• _DIRECTIONS FOR THIS TASK_: Filter the records below, keeping only lines with the string "number".

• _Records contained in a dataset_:
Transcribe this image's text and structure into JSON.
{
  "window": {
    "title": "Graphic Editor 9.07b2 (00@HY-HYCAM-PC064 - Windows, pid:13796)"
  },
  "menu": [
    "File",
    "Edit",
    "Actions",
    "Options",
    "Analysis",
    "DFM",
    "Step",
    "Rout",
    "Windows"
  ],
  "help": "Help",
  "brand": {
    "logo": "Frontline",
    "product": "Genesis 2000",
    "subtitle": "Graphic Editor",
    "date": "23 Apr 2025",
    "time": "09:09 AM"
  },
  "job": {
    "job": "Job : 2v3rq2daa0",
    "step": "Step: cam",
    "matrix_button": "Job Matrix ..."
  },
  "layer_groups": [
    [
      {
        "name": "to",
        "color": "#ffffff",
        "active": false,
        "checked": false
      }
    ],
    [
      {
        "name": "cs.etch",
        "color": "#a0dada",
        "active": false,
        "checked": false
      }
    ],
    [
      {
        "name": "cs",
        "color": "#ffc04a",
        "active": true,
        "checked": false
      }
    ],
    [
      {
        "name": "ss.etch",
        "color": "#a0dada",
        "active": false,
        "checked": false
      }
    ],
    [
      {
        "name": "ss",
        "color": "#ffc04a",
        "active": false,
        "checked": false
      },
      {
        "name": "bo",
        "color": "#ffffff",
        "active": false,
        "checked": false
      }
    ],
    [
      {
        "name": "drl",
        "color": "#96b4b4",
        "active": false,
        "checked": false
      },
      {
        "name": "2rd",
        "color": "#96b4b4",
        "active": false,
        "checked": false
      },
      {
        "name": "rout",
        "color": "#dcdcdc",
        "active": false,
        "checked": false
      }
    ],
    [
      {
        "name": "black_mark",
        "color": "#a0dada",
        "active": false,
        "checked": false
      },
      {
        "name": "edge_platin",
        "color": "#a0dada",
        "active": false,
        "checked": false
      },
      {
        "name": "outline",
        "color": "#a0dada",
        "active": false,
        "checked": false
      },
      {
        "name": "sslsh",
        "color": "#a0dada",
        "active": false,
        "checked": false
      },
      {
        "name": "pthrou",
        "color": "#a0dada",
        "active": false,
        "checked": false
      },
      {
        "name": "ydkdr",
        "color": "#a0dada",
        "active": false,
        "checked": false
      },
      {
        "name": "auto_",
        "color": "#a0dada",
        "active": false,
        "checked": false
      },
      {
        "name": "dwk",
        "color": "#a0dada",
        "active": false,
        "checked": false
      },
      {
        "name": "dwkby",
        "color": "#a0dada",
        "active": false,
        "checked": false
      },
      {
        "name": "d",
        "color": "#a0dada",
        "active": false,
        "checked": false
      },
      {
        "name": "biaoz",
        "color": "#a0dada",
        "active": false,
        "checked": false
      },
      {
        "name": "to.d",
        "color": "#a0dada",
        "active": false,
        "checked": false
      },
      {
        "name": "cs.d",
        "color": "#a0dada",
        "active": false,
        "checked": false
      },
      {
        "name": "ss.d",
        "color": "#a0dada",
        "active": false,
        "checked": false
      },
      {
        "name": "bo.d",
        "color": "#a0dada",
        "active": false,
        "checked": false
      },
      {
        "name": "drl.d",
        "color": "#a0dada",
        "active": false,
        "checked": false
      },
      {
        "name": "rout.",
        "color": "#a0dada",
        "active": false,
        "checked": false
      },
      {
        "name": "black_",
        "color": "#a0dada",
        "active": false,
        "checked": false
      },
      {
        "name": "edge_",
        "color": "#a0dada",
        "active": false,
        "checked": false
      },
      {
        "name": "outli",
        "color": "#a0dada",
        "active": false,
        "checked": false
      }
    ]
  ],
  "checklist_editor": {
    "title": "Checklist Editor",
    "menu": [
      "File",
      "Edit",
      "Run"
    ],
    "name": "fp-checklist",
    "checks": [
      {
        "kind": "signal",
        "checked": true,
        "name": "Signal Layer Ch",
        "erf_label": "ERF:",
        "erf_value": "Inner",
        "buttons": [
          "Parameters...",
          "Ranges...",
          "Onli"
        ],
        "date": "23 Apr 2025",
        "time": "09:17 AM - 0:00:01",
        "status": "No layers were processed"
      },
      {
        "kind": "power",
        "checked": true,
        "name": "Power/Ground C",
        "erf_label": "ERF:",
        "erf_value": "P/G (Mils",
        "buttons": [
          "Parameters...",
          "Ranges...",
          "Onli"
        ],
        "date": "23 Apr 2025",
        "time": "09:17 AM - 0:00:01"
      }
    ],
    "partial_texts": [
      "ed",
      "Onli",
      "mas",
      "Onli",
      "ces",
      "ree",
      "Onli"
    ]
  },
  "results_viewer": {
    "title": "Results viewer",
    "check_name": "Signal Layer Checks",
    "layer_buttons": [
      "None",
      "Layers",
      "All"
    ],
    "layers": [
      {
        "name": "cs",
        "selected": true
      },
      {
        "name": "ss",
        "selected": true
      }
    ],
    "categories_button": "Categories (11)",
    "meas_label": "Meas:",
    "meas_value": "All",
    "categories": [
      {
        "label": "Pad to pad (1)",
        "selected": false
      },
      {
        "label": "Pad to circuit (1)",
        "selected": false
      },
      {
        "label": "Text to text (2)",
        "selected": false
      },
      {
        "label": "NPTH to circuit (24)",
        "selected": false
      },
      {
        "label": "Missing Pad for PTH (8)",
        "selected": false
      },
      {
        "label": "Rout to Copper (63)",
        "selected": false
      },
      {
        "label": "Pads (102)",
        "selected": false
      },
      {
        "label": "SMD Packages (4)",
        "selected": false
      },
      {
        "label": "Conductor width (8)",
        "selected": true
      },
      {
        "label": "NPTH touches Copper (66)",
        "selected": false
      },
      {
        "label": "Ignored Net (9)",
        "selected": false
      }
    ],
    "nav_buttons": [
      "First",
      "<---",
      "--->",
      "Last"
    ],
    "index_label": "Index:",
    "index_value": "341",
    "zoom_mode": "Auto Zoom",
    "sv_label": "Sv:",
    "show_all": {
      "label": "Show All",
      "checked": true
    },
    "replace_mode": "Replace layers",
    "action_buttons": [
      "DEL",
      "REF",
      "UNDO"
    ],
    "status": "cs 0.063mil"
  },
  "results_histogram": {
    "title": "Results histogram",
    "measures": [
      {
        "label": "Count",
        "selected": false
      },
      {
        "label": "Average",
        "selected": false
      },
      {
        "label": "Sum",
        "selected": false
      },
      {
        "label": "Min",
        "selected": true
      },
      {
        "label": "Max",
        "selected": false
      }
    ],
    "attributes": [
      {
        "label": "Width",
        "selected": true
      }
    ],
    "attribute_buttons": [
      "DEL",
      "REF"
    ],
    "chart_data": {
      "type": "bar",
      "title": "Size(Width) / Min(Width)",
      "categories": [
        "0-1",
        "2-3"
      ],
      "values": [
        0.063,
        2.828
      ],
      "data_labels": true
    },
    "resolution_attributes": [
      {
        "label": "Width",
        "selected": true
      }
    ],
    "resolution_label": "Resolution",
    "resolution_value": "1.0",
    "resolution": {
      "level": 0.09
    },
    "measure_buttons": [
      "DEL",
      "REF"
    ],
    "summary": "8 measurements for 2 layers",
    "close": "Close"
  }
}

* * *

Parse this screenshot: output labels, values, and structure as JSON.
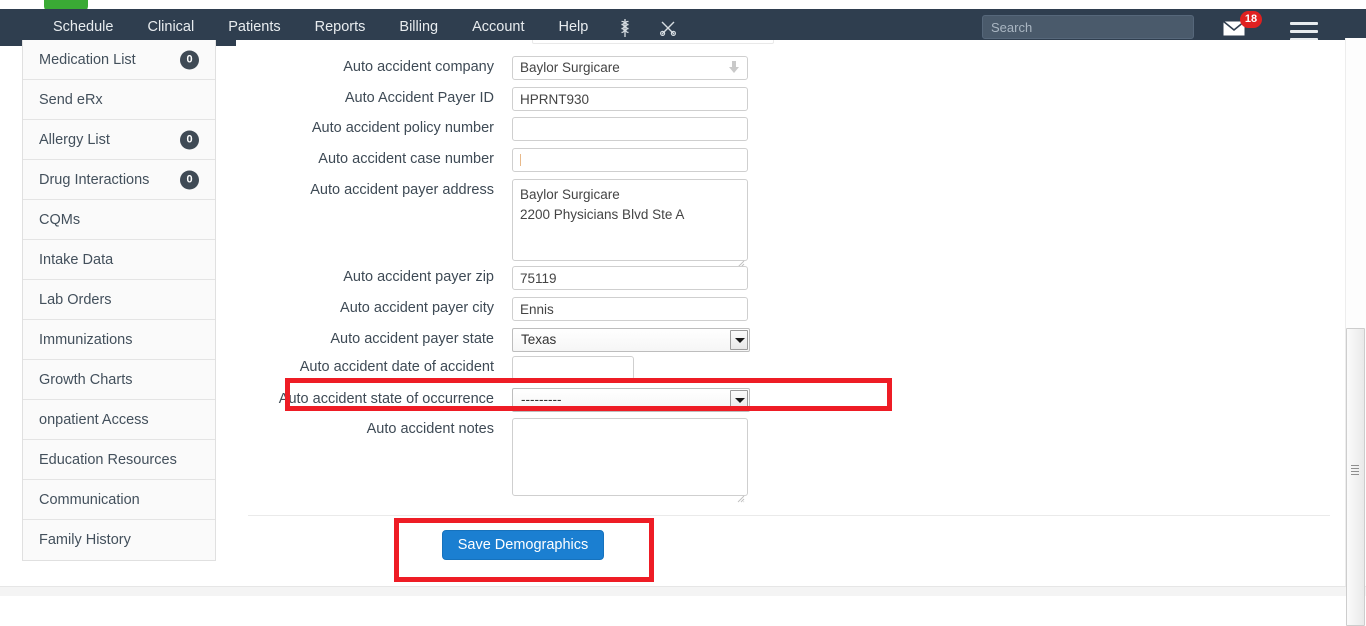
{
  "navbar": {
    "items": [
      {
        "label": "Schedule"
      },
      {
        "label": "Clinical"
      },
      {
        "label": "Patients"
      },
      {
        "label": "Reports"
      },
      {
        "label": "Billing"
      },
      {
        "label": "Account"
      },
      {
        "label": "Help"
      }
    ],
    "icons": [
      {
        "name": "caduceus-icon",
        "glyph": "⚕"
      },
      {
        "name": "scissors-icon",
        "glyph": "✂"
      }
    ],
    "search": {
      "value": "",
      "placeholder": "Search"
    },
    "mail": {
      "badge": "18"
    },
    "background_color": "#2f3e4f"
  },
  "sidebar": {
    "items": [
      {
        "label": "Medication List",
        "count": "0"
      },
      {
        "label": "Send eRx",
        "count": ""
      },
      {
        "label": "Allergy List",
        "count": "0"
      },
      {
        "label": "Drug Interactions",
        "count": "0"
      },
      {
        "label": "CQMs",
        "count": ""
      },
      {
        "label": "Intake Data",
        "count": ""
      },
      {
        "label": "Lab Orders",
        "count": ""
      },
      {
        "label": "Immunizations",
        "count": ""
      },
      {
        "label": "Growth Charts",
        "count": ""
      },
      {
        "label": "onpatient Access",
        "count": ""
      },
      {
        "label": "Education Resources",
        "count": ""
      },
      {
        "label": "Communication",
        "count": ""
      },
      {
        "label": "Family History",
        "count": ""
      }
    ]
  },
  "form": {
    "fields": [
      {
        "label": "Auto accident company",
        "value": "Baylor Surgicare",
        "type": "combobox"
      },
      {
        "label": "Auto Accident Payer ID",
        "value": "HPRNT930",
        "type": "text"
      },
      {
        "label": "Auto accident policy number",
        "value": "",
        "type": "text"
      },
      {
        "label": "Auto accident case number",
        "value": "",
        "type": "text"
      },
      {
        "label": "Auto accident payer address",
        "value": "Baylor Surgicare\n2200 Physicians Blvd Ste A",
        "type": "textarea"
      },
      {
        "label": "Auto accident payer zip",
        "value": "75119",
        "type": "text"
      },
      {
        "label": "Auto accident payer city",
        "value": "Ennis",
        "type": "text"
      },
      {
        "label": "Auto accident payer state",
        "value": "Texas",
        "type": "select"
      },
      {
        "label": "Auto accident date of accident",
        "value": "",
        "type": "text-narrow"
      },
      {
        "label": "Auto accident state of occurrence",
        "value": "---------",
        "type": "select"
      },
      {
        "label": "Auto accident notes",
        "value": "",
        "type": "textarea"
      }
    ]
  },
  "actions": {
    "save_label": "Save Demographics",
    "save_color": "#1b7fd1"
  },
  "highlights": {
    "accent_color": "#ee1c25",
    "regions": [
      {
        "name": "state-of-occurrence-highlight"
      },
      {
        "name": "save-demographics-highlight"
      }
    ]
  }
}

• _ANSWER_:
        "label": "Auto accident policy number",
        "label": "Auto accident case number",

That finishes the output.